- [AIM OF THE TASK] Repeat every line of the listing below exactly, minus the pictures.

- [Collected data entries]
· · ·

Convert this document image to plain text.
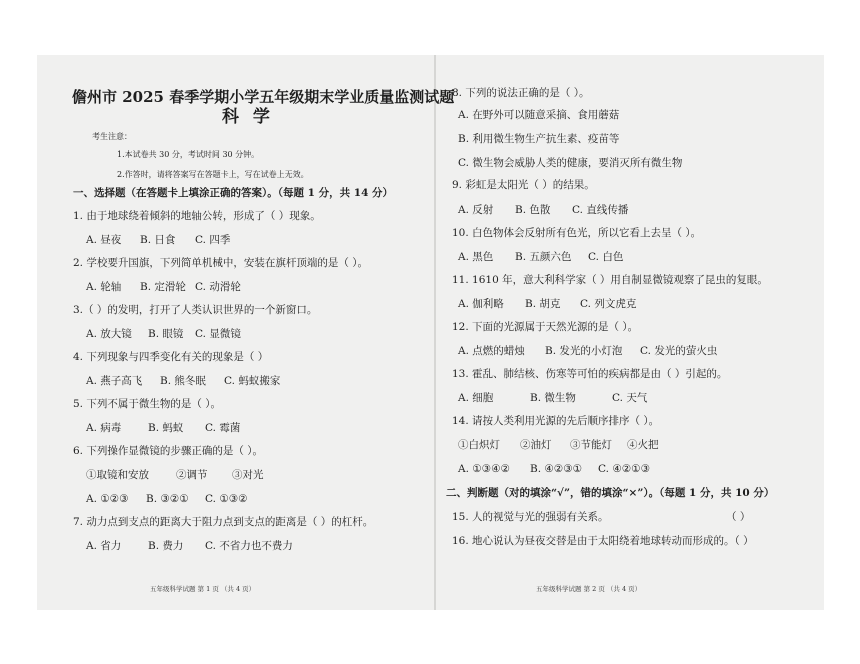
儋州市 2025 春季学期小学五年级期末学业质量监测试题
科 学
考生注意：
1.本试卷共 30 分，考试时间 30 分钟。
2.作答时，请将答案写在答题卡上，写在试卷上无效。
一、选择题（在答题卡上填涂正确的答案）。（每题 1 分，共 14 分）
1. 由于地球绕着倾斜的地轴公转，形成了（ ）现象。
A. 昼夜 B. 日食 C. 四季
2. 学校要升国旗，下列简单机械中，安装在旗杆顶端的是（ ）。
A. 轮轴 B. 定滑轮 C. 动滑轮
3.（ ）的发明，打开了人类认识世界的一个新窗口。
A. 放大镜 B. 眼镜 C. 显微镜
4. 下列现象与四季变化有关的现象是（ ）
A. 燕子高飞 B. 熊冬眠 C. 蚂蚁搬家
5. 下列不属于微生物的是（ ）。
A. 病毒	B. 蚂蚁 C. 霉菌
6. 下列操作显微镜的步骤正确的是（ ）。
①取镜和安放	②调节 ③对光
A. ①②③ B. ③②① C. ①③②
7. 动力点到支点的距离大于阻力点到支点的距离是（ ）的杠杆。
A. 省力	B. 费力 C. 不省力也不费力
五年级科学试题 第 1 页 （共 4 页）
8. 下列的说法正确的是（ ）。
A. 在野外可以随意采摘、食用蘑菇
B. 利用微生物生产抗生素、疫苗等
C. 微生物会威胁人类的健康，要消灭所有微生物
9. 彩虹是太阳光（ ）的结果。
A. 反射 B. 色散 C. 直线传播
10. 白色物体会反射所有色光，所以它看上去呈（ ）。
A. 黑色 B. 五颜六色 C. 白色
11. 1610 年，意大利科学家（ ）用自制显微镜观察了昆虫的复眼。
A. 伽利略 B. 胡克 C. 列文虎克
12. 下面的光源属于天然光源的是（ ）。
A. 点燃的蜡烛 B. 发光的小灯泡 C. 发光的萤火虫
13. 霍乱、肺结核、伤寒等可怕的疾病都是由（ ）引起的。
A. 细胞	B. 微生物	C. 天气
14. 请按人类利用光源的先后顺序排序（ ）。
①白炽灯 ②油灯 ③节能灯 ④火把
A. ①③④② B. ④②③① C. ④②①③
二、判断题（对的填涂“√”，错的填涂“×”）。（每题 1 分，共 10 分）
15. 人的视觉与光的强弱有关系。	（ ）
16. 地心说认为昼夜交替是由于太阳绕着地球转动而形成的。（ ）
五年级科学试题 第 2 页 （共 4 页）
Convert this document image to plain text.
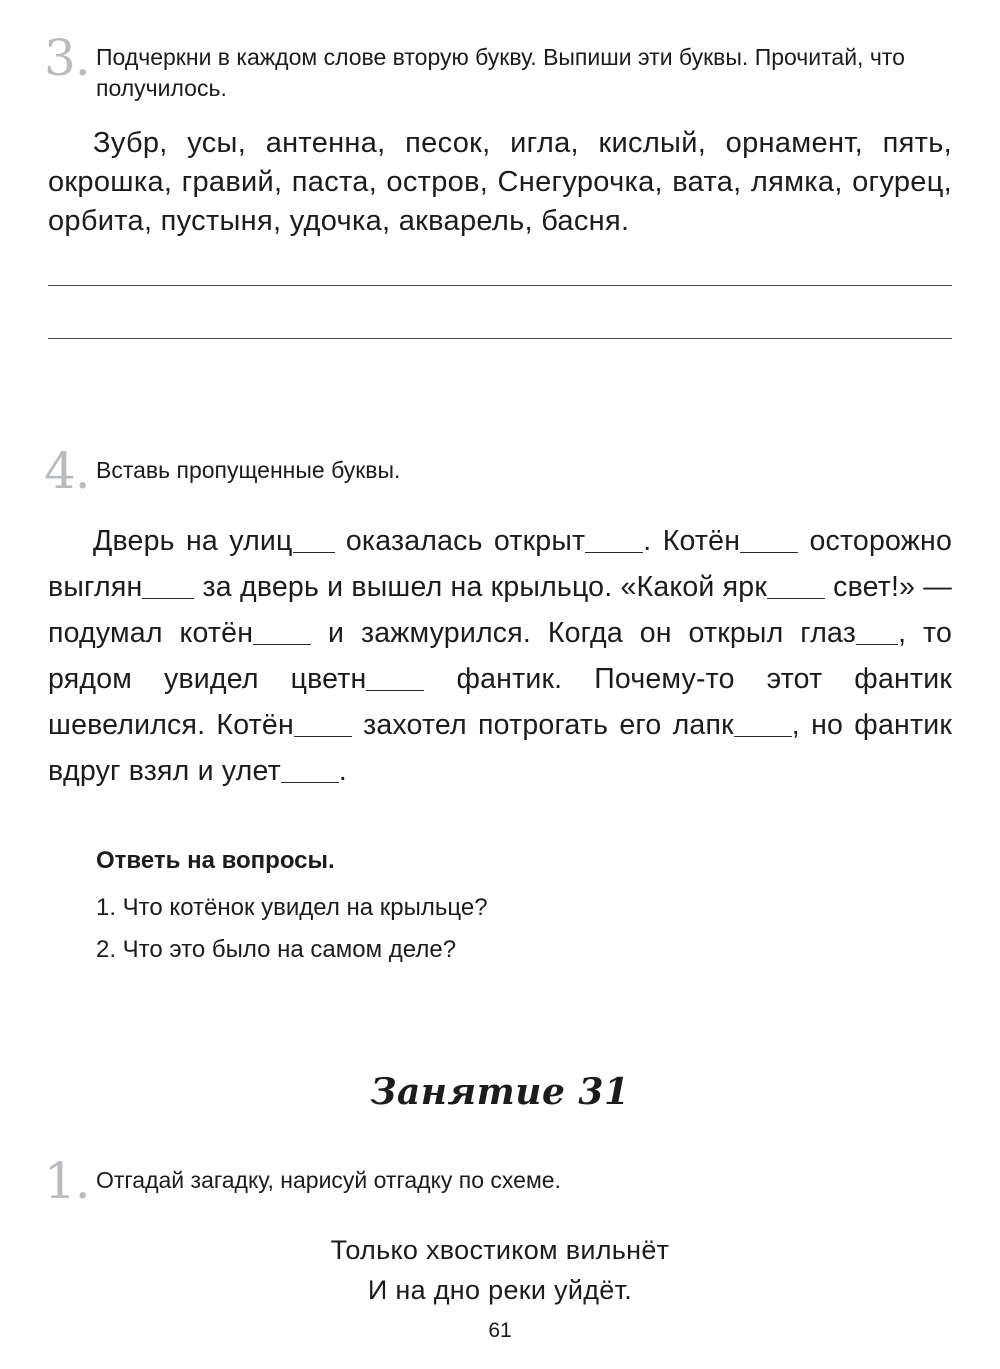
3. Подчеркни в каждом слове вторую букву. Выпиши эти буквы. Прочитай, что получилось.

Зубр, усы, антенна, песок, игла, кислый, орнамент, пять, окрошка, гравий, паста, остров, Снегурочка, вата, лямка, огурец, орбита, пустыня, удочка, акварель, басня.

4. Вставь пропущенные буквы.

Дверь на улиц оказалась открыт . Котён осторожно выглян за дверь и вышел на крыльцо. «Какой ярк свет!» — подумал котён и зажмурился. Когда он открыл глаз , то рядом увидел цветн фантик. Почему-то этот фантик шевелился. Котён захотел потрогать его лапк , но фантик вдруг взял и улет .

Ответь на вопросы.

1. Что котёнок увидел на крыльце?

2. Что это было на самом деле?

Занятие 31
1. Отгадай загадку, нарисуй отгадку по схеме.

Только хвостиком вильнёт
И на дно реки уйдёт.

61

· · ·

- [PROBLEM SOLUTION]
Convert this document image to plain text.
儋州市 2025 春季学期小学五年级期末学业质量监测试题
科 学
考生注意：
1.本试卷共 30 分，考试时间 30 分钟。
2.作答时，请将答案写在答题卡上，写在试卷上无效。
一、选择题（在答题卡上填涂正确的答案）。（每题 1 分，共 14 分）
1. 由于地球绕着倾斜的地轴公转，形成了（ ）现象。
A. 昼夜 B. 日食 C. 四季
2. 学校要升国旗，下列简单机械中，安装在旗杆顶端的是（ ）。
A. 轮轴 B. 定滑轮 C. 动滑轮
3.（ ）的发明，打开了人类认识世界的一个新窗口。
A. 放大镜 B. 眼镜 C. 显微镜
4. 下列现象与四季变化有关的现象是（ ）
A. 燕子高飞 B. 熊冬眠 C. 蚂蚁搬家
5. 下列不属于微生物的是（ ）。
A. 病毒	B. 蚂蚁 C. 霉菌
6. 下列操作显微镜的步骤正确的是（ ）。
①取镜和安放	②调节 ③对光
A. ①②③ B. ③②① C. ①③②
7. 动力点到支点的距离大于阻力点到支点的距离是（ ）的杠杆。
A. 省力	B. 费力 C. 不省力也不费力
五年级科学试题 第 1 页 （共 4 页）
8. 下列的说法正确的是（ ）。
A. 在野外可以随意采摘、食用蘑菇
B. 利用微生物生产抗生素、疫苗等
C. 微生物会威胁人类的健康，要消灭所有微生物
9. 彩虹是太阳光（ ）的结果。
A. 反射 B. 色散 C. 直线传播
10. 白色物体会反射所有色光，所以它看上去呈（ ）。
A. 黑色 B. 五颜六色 C. 白色
11. 1610 年，意大利科学家（ ）用自制显微镜观察了昆虫的复眼。
A. 伽利略 B. 胡克 C. 列文虎克
12. 下面的光源属于天然光源的是（ ）。
A. 点燃的蜡烛 B. 发光的小灯泡 C. 发光的萤火虫
13. 霍乱、肺结核、伤寒等可怕的疾病都是由（ ）引起的。
A. 细胞	B. 微生物	C. 天气
14. 请按人类利用光源的先后顺序排序（ ）。
①白炽灯 ②油灯 ③节能灯 ④火把
A. ①③④② B. ④②③① C. ④②①③
二、判断题（对的填涂“√”，错的填涂“×”）。（每题 1 分，共 10 分）
15. 人的视觉与光的强弱有关系。	（ ）
16. 地心说认为昼夜交替是由于太阳绕着地球转动而形成的。（ ）
五年级科学试题 第 2 页 （共 4 页）
Convert this document image to plain text.
3. Подчеркни в каждом слове вторую букву. Выпиши эти буквы. Прочитай, что получилось.

Зубр, усы, антенна, песок, игла, кислый, орнамент, пять, окрошка, гравий, паста, остров, Снегурочка, вата, лямка, огурец, орбита, пустыня, удочка, акварель, басня.

4. Вставь пропущенные буквы.

Дверь на улиц оказалась открыт . Котён осторожно выглян за дверь и вышел на крыльцо. «Какой ярк свет!» — подумал котён и зажмурился. Когда он открыл глаз , то рядом увидел цветн фантик. Почему-то этот фантик шевелился. Котён захотел потрогать его лапк , но фантик вдруг взял и улет .

Ответь на вопросы.

1. Что котёнок увидел на крыльце?

2. Что это было на самом деле?

Занятие 31
1. Отгадай загадку, нарисуй отгадку по схеме.

Только хвостиком вильнёт
И на дно реки уйдёт.

61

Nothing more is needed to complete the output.